------ Task input

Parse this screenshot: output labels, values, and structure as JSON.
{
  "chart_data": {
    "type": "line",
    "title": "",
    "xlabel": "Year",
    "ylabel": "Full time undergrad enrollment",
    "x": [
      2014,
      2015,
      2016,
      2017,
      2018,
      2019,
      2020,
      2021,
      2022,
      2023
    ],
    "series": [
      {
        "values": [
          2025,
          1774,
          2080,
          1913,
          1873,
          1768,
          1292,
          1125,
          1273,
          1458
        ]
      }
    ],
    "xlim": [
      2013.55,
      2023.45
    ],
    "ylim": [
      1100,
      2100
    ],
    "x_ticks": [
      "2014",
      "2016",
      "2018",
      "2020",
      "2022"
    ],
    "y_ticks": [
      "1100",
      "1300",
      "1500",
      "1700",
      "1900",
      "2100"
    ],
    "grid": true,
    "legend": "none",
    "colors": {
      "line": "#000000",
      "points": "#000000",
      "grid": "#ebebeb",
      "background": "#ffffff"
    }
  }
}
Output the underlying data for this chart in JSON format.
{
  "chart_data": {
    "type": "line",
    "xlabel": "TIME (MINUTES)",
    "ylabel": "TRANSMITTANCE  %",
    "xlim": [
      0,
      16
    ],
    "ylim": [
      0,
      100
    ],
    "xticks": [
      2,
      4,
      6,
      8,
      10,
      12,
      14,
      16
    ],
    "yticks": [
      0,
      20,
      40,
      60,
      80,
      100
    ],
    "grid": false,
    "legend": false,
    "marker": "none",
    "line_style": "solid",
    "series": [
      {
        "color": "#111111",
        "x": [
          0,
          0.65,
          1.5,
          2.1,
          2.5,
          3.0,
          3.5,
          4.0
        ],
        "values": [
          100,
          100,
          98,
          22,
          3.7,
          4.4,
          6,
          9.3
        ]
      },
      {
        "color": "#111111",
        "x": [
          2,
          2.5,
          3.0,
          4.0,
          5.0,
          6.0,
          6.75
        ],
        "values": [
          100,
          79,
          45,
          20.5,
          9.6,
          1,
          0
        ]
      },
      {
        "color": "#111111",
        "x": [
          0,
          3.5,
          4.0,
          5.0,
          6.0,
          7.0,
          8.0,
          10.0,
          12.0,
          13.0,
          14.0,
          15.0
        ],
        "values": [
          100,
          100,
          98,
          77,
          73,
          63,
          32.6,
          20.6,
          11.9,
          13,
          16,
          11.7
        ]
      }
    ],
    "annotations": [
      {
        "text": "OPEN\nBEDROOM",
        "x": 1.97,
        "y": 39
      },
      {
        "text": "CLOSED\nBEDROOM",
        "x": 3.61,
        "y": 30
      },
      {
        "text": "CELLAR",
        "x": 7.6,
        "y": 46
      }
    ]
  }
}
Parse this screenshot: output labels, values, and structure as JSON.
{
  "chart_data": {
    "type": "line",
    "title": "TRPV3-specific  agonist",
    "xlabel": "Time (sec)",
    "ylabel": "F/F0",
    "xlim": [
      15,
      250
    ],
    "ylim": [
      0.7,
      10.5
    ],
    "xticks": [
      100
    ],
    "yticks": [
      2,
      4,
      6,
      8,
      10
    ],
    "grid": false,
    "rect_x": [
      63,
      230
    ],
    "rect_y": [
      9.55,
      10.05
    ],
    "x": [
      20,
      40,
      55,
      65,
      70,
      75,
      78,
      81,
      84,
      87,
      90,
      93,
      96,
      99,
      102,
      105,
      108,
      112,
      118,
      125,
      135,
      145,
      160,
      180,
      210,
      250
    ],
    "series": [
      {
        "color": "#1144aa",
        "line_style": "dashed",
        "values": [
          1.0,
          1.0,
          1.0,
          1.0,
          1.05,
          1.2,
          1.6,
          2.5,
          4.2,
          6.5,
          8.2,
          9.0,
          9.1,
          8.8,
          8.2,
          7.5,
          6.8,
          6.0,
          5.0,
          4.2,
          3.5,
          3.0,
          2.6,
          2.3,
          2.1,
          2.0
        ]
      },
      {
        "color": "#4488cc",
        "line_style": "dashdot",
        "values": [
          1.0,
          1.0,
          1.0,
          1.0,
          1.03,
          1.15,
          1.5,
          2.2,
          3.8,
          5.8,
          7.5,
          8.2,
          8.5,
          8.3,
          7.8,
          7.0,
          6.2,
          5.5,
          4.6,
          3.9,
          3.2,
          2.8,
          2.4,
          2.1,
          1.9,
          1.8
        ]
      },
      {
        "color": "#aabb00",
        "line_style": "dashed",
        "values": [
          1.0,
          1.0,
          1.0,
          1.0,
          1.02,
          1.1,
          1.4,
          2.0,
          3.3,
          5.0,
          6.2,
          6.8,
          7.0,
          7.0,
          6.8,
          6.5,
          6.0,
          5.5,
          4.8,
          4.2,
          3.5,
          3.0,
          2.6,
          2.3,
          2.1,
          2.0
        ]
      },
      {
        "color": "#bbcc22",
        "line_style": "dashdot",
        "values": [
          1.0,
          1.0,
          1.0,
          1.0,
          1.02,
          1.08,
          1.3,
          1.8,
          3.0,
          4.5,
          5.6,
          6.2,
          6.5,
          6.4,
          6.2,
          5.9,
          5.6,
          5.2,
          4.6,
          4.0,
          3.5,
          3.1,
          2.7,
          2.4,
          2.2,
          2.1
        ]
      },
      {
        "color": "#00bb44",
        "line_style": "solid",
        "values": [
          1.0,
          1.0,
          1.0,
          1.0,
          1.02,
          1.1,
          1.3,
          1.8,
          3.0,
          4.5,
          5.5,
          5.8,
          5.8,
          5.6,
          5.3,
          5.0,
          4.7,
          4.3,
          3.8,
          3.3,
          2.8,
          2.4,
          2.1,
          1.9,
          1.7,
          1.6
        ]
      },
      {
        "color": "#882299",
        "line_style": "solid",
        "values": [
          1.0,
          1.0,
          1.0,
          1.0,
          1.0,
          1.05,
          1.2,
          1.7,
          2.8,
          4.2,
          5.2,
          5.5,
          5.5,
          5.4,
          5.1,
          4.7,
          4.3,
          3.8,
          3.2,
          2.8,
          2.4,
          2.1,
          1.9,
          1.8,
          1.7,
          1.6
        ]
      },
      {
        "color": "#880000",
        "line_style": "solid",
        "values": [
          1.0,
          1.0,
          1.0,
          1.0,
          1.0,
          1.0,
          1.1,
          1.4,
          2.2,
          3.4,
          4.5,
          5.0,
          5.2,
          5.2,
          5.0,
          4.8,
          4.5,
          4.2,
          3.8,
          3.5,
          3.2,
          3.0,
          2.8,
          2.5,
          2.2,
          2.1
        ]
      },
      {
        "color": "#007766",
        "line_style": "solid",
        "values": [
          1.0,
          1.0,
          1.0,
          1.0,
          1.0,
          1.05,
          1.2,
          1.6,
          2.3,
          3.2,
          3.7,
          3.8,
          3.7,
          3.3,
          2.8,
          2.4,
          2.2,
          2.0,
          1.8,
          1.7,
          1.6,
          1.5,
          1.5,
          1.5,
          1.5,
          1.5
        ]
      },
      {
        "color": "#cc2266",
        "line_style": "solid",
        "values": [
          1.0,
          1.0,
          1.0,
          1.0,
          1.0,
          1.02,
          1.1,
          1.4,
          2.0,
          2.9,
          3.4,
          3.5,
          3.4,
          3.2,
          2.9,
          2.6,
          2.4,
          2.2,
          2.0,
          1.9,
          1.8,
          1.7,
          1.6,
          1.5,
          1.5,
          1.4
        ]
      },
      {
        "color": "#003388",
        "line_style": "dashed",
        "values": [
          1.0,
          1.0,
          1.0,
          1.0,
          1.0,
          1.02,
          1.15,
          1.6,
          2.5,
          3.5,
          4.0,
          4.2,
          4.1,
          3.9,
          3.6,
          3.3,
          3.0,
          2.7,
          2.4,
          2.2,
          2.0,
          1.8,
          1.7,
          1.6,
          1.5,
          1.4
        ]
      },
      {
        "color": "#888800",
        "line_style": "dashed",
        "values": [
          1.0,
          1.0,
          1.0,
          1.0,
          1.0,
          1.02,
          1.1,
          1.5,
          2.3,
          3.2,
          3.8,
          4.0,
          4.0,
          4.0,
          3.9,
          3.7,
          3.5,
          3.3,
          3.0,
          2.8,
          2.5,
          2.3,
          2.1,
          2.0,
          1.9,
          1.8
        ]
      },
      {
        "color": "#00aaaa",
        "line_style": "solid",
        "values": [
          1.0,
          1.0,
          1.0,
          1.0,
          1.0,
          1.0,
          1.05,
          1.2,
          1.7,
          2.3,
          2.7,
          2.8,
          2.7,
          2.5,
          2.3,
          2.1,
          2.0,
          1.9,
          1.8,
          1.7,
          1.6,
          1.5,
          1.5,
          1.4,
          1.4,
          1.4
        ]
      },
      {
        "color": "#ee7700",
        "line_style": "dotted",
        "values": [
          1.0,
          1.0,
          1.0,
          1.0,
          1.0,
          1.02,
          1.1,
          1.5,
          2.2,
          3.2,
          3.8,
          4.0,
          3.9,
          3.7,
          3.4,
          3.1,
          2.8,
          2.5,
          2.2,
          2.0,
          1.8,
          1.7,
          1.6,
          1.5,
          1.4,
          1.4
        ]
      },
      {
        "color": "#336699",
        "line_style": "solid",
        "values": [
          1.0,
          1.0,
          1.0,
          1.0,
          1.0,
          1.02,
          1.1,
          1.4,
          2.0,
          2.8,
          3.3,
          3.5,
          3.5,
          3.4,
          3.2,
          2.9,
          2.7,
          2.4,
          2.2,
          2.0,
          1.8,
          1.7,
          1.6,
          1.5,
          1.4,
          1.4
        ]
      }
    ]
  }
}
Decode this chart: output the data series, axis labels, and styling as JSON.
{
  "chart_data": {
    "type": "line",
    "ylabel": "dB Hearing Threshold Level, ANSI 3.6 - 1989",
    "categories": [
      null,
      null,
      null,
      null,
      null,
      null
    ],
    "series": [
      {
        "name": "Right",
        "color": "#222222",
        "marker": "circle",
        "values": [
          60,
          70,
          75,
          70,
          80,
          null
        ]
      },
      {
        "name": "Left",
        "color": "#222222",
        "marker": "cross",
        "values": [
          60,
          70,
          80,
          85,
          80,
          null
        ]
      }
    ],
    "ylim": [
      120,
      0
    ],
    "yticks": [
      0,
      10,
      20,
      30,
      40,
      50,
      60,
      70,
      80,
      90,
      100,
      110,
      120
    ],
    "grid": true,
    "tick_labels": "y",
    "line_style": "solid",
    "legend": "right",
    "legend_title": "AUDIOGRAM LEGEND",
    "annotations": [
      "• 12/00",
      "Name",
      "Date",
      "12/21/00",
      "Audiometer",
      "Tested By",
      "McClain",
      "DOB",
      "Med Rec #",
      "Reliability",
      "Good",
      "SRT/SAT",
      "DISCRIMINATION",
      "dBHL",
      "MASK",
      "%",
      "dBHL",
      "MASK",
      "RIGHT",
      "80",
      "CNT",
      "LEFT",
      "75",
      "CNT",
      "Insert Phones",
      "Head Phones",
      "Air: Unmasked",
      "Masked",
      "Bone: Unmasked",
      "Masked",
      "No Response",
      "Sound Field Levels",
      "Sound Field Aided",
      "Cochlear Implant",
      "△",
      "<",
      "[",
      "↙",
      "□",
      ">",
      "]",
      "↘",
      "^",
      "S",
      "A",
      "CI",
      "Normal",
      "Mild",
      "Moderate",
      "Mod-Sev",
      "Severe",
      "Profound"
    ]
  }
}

------------

§ Exercise requirements
Using the listing above, show each line holding the string "Field".

§ Result for this task
      "Sound Field Levels",
      "Sound Field Aided",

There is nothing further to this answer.